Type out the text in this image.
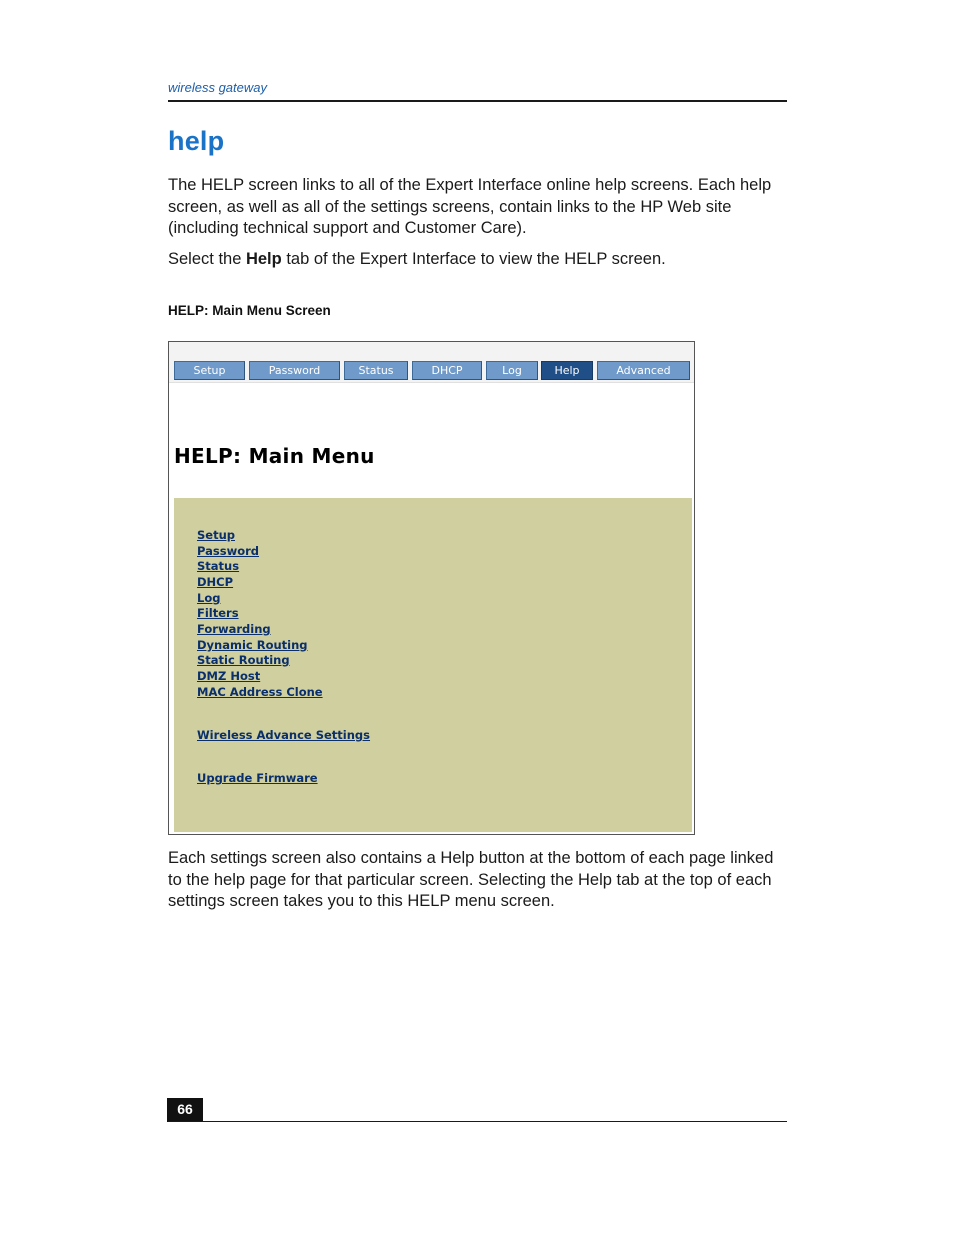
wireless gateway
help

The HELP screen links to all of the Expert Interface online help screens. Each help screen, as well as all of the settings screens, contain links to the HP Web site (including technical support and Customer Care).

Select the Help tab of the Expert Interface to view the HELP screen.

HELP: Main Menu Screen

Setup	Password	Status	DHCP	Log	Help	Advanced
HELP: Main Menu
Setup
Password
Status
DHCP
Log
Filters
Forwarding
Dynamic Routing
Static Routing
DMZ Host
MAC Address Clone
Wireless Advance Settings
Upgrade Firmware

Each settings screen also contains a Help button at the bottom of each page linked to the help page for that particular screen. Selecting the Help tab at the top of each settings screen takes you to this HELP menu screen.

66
**********
**Problem requirements:** Show each line of the data that contains the string "Password".

**Output of the task:**
Setup	Password	Status	DHCP	Log	Help	Advanced
Password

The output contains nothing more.